(Data entries)
** start **

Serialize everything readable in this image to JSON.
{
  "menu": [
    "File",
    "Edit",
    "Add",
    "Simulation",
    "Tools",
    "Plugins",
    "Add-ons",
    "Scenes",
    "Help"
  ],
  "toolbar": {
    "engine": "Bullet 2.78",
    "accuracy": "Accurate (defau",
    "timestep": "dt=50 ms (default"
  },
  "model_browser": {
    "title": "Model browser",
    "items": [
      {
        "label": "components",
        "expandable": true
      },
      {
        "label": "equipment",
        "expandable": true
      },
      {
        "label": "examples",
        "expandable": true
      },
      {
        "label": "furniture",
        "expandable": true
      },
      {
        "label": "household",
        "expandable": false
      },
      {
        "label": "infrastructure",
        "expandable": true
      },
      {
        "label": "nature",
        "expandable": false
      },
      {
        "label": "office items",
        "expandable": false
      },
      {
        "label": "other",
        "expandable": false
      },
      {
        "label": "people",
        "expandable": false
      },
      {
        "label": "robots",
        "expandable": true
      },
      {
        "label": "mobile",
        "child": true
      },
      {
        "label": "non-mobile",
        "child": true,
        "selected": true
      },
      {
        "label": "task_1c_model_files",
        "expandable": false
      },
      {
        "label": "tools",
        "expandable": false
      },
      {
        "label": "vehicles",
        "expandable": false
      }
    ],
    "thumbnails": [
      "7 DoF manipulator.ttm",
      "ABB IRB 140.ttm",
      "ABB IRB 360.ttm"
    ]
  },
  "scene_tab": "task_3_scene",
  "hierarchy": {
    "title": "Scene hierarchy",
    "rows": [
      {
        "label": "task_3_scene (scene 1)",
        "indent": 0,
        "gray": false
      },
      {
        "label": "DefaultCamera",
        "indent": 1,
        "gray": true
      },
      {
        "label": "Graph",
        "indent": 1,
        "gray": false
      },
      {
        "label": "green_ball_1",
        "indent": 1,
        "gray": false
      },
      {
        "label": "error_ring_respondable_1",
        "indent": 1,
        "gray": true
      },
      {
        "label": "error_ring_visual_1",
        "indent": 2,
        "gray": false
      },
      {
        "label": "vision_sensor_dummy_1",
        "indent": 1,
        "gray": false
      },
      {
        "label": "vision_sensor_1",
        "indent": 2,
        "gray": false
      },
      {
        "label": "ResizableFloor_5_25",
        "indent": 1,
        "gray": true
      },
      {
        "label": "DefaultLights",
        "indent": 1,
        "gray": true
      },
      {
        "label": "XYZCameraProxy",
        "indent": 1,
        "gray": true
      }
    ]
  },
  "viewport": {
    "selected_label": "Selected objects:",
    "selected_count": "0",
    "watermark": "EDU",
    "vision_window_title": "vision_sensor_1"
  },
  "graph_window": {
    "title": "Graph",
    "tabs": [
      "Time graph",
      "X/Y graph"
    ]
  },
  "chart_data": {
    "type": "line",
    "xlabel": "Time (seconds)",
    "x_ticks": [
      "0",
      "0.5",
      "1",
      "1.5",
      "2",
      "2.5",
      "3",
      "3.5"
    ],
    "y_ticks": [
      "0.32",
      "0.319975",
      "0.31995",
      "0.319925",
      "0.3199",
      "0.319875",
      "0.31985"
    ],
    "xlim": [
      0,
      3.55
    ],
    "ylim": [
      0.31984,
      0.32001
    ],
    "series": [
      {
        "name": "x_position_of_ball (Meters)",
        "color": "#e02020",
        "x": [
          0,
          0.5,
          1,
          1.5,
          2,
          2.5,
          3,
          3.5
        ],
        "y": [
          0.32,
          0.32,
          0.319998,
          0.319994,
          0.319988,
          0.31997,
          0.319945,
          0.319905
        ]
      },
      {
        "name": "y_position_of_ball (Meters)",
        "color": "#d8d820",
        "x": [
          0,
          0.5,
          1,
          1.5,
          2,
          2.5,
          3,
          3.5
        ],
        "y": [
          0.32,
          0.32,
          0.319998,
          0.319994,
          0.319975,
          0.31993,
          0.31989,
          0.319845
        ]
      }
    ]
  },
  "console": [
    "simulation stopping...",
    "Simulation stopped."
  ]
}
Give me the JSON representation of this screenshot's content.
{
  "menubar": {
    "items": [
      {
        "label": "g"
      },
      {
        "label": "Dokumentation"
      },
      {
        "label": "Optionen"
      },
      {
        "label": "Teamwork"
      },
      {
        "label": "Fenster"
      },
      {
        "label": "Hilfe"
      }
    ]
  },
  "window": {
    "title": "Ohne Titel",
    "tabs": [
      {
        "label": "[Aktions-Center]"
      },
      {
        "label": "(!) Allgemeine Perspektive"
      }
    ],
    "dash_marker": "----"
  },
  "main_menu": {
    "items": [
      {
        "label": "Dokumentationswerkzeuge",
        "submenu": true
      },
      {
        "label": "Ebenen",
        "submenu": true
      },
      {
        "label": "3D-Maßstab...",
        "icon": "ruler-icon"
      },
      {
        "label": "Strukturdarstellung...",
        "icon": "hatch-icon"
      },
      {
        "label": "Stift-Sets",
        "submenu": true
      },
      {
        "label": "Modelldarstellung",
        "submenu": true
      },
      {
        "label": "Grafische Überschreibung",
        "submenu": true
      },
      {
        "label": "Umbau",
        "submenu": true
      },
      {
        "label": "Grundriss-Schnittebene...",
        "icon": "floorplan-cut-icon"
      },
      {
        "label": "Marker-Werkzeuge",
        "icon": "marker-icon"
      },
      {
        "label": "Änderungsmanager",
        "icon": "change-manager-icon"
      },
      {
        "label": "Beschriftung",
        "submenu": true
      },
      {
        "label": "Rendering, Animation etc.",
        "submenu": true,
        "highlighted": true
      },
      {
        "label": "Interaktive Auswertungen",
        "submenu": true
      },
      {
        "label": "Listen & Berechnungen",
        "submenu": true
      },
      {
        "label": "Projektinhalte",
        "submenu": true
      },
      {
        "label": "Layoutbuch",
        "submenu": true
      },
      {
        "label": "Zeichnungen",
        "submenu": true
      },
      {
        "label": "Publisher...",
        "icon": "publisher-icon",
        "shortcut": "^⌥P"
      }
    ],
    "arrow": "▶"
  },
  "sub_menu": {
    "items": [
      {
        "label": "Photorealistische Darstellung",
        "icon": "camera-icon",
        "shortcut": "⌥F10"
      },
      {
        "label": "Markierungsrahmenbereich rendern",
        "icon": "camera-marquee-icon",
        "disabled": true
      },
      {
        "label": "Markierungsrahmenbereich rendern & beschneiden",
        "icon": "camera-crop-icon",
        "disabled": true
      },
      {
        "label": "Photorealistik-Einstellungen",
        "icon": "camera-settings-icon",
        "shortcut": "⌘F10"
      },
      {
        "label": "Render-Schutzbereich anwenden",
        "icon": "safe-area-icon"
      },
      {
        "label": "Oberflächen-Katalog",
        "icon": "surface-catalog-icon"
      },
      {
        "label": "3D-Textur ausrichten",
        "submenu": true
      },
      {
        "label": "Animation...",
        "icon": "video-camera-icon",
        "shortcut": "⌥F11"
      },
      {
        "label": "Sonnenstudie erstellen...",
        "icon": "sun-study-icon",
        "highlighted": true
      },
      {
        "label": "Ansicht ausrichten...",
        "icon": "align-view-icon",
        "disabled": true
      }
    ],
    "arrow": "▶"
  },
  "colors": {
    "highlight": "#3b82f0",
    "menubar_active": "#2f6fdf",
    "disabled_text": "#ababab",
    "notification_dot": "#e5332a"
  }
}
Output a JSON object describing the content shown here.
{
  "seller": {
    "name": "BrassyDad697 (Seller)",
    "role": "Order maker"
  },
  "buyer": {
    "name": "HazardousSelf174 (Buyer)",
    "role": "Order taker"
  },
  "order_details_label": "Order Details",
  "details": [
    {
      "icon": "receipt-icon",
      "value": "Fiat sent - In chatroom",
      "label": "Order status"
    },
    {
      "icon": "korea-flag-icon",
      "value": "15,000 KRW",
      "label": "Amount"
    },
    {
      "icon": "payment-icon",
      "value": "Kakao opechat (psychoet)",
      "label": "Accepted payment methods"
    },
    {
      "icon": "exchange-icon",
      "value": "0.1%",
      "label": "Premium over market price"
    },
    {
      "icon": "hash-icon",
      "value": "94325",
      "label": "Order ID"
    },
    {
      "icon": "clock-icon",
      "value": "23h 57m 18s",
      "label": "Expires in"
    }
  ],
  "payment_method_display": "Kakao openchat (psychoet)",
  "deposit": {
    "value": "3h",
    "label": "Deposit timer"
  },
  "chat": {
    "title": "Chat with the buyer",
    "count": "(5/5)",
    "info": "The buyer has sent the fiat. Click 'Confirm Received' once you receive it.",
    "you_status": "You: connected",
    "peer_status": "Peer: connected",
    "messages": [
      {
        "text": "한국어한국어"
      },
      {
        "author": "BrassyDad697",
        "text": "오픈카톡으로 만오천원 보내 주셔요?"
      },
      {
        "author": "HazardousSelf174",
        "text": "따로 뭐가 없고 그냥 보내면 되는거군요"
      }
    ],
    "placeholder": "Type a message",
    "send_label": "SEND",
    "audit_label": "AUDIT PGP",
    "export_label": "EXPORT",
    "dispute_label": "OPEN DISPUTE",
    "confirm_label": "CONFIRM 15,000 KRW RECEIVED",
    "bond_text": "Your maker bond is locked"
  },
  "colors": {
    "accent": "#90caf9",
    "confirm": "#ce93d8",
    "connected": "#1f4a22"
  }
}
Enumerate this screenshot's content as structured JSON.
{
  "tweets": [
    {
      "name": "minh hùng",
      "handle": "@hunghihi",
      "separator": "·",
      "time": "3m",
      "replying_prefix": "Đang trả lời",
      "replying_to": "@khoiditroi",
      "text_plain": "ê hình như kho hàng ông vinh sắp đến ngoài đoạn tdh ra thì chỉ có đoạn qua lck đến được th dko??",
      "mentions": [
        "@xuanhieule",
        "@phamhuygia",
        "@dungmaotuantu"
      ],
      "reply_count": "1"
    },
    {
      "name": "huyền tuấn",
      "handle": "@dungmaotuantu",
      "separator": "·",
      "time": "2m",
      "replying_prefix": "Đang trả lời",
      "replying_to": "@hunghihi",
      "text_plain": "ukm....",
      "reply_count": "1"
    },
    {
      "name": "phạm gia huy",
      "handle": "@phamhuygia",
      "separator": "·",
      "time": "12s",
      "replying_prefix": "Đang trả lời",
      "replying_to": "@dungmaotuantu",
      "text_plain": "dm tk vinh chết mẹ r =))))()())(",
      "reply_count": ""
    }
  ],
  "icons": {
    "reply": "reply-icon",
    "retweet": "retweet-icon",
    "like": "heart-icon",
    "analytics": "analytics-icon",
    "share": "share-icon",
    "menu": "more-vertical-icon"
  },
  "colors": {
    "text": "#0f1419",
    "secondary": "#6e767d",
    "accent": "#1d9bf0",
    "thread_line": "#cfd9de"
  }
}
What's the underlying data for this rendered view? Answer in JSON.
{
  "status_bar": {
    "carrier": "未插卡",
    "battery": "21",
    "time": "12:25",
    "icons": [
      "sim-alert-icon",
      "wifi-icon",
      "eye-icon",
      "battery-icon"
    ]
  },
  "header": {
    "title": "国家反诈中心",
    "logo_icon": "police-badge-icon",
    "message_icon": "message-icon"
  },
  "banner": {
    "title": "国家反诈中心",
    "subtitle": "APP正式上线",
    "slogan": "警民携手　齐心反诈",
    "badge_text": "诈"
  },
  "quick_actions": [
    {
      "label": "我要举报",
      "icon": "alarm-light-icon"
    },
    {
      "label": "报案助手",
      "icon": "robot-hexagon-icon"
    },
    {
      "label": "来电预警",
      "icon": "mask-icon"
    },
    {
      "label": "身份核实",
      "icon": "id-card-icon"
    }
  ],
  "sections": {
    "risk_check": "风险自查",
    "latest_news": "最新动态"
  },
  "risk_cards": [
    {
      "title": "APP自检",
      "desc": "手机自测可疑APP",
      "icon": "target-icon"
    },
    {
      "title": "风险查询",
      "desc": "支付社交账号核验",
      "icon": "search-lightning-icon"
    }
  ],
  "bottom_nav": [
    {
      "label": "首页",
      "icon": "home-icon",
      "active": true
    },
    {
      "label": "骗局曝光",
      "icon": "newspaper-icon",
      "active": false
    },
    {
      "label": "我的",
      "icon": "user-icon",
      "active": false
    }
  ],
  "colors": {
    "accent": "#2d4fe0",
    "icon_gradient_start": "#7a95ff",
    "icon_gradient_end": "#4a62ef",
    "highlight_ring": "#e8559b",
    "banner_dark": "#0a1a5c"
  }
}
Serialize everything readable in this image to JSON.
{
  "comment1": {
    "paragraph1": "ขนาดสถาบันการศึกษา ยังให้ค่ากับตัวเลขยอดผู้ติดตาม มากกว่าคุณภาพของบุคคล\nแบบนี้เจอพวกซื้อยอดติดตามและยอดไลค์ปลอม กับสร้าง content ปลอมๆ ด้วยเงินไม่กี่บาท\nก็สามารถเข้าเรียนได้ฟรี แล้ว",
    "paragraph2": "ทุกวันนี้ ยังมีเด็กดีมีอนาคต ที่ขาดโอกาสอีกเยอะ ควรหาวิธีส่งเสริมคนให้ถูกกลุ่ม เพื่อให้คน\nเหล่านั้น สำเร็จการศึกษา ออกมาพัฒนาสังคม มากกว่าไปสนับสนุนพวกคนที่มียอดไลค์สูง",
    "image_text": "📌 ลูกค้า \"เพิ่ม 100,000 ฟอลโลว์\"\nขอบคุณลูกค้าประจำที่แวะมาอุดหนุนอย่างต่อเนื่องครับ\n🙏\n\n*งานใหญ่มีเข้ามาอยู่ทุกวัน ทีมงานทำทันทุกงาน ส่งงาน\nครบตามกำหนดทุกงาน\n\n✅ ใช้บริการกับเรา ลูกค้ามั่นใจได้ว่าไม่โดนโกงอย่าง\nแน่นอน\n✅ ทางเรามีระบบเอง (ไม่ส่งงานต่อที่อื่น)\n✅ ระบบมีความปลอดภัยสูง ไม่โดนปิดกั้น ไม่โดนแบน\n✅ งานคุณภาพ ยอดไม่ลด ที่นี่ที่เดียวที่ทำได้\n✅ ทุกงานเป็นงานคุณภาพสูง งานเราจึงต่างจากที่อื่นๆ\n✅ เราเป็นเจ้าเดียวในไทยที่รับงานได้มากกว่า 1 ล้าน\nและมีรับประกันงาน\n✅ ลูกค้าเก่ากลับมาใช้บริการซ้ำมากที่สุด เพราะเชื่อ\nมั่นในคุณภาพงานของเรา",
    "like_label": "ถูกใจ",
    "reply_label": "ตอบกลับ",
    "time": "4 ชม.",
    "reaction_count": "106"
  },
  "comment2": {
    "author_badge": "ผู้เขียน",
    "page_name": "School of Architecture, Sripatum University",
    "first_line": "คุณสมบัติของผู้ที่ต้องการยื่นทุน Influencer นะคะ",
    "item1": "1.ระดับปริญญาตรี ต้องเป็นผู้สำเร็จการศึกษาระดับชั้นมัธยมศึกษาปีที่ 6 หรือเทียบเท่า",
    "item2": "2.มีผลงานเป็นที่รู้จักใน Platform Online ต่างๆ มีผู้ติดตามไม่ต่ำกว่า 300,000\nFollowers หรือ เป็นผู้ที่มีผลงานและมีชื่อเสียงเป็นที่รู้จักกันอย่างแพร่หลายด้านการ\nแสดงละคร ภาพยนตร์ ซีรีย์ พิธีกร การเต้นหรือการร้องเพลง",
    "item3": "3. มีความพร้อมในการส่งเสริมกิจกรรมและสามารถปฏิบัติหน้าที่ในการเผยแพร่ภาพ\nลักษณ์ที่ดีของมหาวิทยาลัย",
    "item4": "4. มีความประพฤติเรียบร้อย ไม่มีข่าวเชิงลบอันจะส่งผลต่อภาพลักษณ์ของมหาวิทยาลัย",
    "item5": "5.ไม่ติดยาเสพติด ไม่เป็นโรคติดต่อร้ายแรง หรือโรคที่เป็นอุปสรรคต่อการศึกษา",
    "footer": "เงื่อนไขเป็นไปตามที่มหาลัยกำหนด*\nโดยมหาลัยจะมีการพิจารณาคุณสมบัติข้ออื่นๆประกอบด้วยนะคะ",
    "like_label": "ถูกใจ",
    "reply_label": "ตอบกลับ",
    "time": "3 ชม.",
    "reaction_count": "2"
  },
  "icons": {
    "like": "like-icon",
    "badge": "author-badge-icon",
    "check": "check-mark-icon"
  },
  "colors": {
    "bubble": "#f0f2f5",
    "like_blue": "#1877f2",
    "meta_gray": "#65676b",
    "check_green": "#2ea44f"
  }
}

** end **

Problem to work on: Copy out every line of the data that includes the word "ausrichten".

Exercise result:
        "label": "3D-Textur ausrichten",
        "label": "Ansicht ausrichten...",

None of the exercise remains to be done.